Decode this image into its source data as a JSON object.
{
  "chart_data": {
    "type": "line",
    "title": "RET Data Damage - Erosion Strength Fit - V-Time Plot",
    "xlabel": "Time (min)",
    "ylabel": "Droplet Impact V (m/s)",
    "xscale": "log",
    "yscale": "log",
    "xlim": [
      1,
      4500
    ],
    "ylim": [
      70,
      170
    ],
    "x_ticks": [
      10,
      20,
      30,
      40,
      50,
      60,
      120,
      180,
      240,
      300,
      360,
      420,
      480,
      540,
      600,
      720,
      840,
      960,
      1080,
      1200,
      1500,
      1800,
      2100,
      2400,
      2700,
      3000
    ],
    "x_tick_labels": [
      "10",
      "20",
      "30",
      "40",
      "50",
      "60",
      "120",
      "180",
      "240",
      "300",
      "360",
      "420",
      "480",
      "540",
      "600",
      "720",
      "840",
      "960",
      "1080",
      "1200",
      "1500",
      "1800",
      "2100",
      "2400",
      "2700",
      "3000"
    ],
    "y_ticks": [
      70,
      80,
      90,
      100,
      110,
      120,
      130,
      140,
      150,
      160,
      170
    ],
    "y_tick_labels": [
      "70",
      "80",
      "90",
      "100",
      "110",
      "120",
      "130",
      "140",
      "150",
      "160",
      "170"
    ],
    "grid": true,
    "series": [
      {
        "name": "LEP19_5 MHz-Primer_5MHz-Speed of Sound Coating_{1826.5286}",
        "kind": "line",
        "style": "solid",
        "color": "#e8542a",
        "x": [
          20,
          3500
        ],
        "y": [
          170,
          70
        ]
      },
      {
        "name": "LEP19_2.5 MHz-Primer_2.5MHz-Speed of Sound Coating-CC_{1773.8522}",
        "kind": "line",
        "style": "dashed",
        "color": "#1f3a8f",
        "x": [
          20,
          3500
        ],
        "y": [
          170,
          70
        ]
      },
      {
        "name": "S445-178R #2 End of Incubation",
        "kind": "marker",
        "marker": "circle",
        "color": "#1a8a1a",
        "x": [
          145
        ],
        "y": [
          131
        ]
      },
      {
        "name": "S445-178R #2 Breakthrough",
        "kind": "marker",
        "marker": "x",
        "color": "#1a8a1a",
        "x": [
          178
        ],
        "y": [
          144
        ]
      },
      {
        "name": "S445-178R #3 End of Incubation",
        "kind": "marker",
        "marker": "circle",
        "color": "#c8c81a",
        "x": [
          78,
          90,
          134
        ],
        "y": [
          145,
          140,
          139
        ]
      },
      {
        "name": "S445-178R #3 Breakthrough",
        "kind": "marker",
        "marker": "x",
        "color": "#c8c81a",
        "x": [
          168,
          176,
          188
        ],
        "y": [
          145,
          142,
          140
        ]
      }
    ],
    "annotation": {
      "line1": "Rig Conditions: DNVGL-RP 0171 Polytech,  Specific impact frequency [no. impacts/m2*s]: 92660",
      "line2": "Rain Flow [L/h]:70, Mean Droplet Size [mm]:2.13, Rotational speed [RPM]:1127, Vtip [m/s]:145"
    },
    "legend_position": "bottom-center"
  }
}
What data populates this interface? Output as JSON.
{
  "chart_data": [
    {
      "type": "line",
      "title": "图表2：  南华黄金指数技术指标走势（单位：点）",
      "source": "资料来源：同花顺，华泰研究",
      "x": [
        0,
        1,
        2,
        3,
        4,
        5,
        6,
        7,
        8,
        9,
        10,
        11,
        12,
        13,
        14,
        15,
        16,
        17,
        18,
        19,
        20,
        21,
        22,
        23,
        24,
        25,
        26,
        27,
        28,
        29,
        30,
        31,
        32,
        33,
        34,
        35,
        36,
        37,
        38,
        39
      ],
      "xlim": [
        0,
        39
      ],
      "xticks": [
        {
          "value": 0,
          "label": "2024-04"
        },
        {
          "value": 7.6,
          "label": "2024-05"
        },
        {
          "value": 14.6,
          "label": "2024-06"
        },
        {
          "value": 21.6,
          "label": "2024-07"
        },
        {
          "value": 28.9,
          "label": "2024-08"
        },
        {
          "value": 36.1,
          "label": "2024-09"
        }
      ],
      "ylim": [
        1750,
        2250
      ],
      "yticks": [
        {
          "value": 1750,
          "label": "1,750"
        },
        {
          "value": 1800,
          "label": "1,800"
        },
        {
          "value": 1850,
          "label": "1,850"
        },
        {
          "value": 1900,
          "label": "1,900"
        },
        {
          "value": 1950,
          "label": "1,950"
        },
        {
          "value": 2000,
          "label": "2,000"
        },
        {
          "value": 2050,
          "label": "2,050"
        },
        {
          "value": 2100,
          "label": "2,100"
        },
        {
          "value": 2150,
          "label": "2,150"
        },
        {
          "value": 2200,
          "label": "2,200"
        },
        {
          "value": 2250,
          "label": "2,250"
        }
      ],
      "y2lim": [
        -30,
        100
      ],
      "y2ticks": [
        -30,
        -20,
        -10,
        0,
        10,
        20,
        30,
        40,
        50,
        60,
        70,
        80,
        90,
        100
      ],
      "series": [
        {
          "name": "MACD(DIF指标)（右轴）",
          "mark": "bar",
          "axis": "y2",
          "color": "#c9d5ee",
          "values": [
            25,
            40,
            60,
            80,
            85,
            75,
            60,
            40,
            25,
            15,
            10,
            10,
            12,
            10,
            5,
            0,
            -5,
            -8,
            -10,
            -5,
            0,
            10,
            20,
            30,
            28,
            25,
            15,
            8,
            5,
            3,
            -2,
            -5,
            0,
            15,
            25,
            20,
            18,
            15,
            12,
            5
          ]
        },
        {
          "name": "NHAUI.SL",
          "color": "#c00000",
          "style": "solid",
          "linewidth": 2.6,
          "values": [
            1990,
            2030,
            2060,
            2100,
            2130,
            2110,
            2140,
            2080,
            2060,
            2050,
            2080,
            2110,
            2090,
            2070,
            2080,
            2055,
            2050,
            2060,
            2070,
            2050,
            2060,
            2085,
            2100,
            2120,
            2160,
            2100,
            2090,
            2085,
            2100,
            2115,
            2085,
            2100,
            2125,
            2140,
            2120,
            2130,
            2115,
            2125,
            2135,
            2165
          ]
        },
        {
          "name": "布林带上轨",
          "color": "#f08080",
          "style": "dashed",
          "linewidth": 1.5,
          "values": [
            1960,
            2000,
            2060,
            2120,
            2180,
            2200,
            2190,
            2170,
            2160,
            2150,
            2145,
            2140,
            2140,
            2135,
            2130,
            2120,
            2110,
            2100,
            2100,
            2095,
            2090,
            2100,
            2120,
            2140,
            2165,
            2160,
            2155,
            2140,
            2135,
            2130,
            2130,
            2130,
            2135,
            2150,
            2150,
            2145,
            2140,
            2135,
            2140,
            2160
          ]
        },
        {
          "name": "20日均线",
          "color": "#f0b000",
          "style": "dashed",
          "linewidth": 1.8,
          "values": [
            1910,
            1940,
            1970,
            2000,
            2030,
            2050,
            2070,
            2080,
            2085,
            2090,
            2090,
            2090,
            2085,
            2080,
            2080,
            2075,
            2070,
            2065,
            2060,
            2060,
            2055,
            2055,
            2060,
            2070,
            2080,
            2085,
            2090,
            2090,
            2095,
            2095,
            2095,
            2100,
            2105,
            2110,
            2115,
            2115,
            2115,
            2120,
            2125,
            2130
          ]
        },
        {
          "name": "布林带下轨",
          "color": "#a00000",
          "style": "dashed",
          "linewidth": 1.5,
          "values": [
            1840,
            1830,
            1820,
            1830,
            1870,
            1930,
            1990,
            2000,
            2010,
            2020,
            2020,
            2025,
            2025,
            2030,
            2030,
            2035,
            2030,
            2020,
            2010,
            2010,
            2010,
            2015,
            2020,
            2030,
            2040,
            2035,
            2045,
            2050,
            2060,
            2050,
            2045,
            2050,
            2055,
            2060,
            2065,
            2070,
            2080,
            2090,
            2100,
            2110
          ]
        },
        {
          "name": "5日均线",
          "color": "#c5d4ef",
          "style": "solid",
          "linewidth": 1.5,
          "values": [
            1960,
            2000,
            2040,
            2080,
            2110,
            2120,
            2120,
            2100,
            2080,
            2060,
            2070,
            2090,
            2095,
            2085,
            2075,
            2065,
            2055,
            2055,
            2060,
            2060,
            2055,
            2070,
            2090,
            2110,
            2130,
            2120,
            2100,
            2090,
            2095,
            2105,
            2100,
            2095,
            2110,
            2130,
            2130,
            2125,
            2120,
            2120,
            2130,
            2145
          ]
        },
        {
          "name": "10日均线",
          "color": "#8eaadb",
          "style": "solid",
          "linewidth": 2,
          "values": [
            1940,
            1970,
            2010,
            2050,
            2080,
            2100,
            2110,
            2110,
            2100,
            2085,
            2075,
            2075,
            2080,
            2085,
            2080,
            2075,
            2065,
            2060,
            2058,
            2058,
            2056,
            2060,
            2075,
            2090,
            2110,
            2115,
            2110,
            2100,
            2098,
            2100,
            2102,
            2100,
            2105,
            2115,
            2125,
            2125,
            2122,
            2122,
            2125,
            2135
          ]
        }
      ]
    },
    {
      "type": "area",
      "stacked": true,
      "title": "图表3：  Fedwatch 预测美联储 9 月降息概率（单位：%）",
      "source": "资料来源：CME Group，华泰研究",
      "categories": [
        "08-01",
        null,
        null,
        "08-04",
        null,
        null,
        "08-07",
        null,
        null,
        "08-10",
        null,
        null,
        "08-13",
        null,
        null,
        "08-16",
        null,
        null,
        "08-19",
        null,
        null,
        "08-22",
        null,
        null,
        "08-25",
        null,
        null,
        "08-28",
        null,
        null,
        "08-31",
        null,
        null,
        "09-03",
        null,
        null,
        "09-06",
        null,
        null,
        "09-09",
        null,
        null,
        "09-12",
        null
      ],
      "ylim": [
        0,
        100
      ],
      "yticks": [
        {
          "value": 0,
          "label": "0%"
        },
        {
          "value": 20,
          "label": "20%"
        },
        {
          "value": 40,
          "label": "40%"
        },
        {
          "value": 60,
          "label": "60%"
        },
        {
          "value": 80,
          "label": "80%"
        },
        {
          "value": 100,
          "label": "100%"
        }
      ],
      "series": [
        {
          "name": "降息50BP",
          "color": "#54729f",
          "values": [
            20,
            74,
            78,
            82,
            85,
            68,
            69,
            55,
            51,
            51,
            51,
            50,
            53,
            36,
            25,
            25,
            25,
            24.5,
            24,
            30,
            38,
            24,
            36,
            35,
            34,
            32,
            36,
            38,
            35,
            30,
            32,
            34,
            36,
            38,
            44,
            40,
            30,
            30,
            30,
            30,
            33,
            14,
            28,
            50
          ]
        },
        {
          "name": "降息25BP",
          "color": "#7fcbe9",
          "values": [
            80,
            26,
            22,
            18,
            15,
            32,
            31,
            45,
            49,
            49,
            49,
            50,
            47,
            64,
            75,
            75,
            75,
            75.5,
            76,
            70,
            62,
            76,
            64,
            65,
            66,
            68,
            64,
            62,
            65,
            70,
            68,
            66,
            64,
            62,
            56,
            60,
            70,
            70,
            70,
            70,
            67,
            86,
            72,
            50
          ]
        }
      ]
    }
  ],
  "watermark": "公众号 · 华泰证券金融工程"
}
━━━━━━━━━━━━━━━━━━━━━━━━━━━━━━
Task prompt ▸
From the listing above, return each line with the word "source".

Output for this exercise ▸
Decode this image into its source data as a JSON object.
      "source": "资料来源：同花顺，华泰研究",
      "source": "资料来源：CME Group，华泰研究",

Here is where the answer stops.